WRITTEN INSTRUCTION - Will you output the entries below exactly, skipping every image they contain?

----------

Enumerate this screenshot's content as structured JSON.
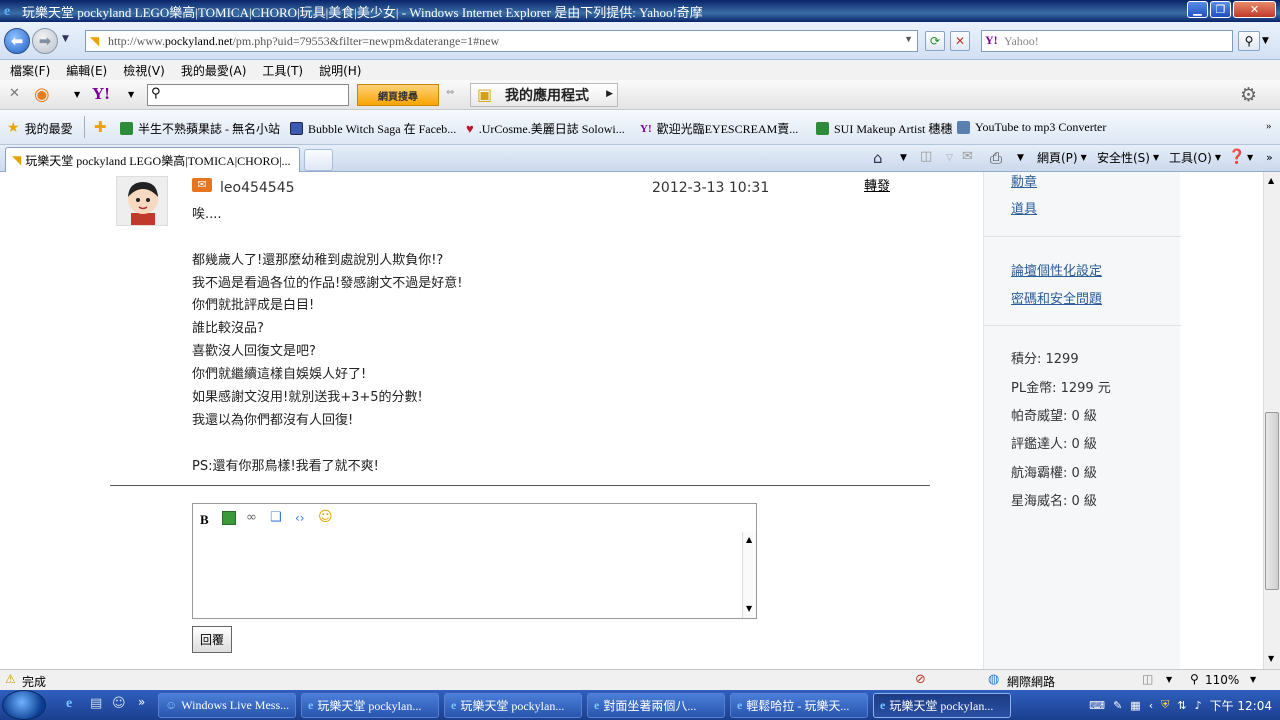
{
  "window": {
    "title": "玩樂天堂 pockyland LEGO樂高|TOMICA|CHORO|玩具|美食|美少女| - Windows Internet Explorer 是由下列提供: Yahoo!奇摩"
  },
  "address_bar": {
    "url_prefix": "http://www.",
    "url_domain": "pockyland.net",
    "url_path": "/pm.php?uid=79553&filter=newpm&daterange=1#new",
    "search_placeholder": "Yahoo!"
  },
  "menu": [
    "檔案(F)",
    "編輯(E)",
    "檢視(V)",
    "我的最愛(A)",
    "工具(T)",
    "說明(H)"
  ],
  "toolbar2": {
    "find_button": "網頁搜尋",
    "apps_label": "我的應用程式"
  },
  "favorites": {
    "label": "我的最愛",
    "items": [
      "半生不熟蘋果誌 - 無名小站",
      "Bubble Witch Saga 在 Faceb...",
      ".UrCosme.美麗日誌 Solowi...",
      "歡迎光臨EYESCREAM賣...",
      "SUI Makeup Artist 穗穗",
      "YouTube to mp3 Converter"
    ]
  },
  "tab": {
    "title": "玩樂天堂 pockyland LEGO樂高|TOMICA|CHORO|..."
  },
  "commands": {
    "page": "網頁(P)",
    "safety": "安全性(S)",
    "tools": "工具(O)"
  },
  "message": {
    "author": "leo454545",
    "date": "2012-3-13 10:31",
    "forward": "轉發",
    "lines": [
      "唉....",
      "",
      "都幾歲人了!還那麼幼稚到處說別人欺負你!?",
      "我不過是看過各位的作品!發感謝文不過是好意!",
      "你們就批評成是白目!",
      "誰比較沒品?",
      "喜歡沒人回復文是吧?",
      "你們就繼續這樣自娛娛人好了!",
      "如果感謝文沒用!就別送我+3+5的分數!",
      "我還以為你們都沒有人回復!",
      "",
      "PS:還有你那鳥樣!我看了就不爽!"
    ],
    "reply_button": "回覆"
  },
  "sidebar": {
    "link_top_partial": "勳章",
    "link_items": "道具",
    "link_forum_settings": "論壇個性化設定",
    "link_password": "密碼和安全問題",
    "stats": [
      "積分: 1299",
      "PL金幣: 1299 元",
      "帕奇威望: 0 級",
      "評鑑達人: 0 級",
      "航海霸權: 0 級",
      "星海威名: 0 級"
    ]
  },
  "statusbar": {
    "status": "完成",
    "zone": "網際網路",
    "zoom": "110%"
  },
  "taskbar": {
    "tasks": [
      "Windows Live Mess...",
      "玩樂天堂 pockylan...",
      "玩樂天堂 pockylan...",
      "對面坐著兩個八...",
      "輕鬆哈拉 - 玩樂天...",
      "玩樂天堂 pockylan..."
    ],
    "clock": "下午 12:04"
  },
  "colors": {
    "link": "#2b5d97",
    "titlebar": "#0a246a",
    "taskbar": "#1b3f8e"
  }
}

----------

PROBLEM SOLUTION -
Enumerate this screenshot's content as structured JSON.
{
  "window": {
    "title": "玩樂天堂 pockyland LEGO樂高|TOMICA|CHORO|玩具|美食|美少女| - Windows Internet Explorer 是由下列提供: Yahoo!奇摩"
  },
  "address_bar": {
    "url_prefix": "http://www.",
    "url_domain": "pockyland.net",
    "url_path": "/pm.php?uid=79553&filter=newpm&daterange=1#new",
    "search_placeholder": "Yahoo!"
  },
  "menu": [
    "檔案(F)",
    "編輯(E)",
    "檢視(V)",
    "我的最愛(A)",
    "工具(T)",
    "說明(H)"
  ],
  "toolbar2": {
    "find_button": "網頁搜尋",
    "apps_label": "我的應用程式"
  },
  "favorites": {
    "label": "我的最愛",
    "items": [
      "半生不熟蘋果誌 - 無名小站",
      "Bubble Witch Saga 在 Faceb...",
      ".UrCosme.美麗日誌 Solowi...",
      "歡迎光臨EYESCREAM賣...",
      "SUI Makeup Artist 穗穗",
      "YouTube to mp3 Converter"
    ]
  },
  "tab": {
    "title": "玩樂天堂 pockyland LEGO樂高|TOMICA|CHORO|..."
  },
  "commands": {
    "page": "網頁(P)",
    "safety": "安全性(S)",
    "tools": "工具(O)"
  },
  "message": {
    "author": "leo454545",
    "date": "2012-3-13 10:31",
    "forward": "轉發",
    "lines": [
      "唉....",
      "",
      "都幾歲人了!還那麼幼稚到處說別人欺負你!?",
      "我不過是看過各位的作品!發感謝文不過是好意!",
      "你們就批評成是白目!",
      "誰比較沒品?",
      "喜歡沒人回復文是吧?",
      "你們就繼續這樣自娛娛人好了!",
      "如果感謝文沒用!就別送我+3+5的分數!",
      "我還以為你們都沒有人回復!",
      "",
      "PS:還有你那鳥樣!我看了就不爽!"
    ],
    "reply_button": "回覆"
  },
  "sidebar": {
    "link_top_partial": "勳章",
    "link_items": "道具",
    "link_forum_settings": "論壇個性化設定",
    "link_password": "密碼和安全問題",
    "stats": [
      "積分: 1299",
      "PL金幣: 1299 元",
      "帕奇威望: 0 級",
      "評鑑達人: 0 級",
      "航海霸權: 0 級",
      "星海威名: 0 級"
    ]
  },
  "statusbar": {
    "status": "完成",
    "zone": "網際網路",
    "zoom": "110%"
  },
  "taskbar": {
    "tasks": [
      "Windows Live Mess...",
      "玩樂天堂 pockylan...",
      "玩樂天堂 pockylan...",
      "對面坐著兩個八...",
      "輕鬆哈拉 - 玩樂天...",
      "玩樂天堂 pockylan..."
    ],
    "clock": "下午 12:04"
  },
  "colors": {
    "link": "#2b5d97",
    "titlebar": "#0a246a",
    "taskbar": "#1b3f8e"
  }
}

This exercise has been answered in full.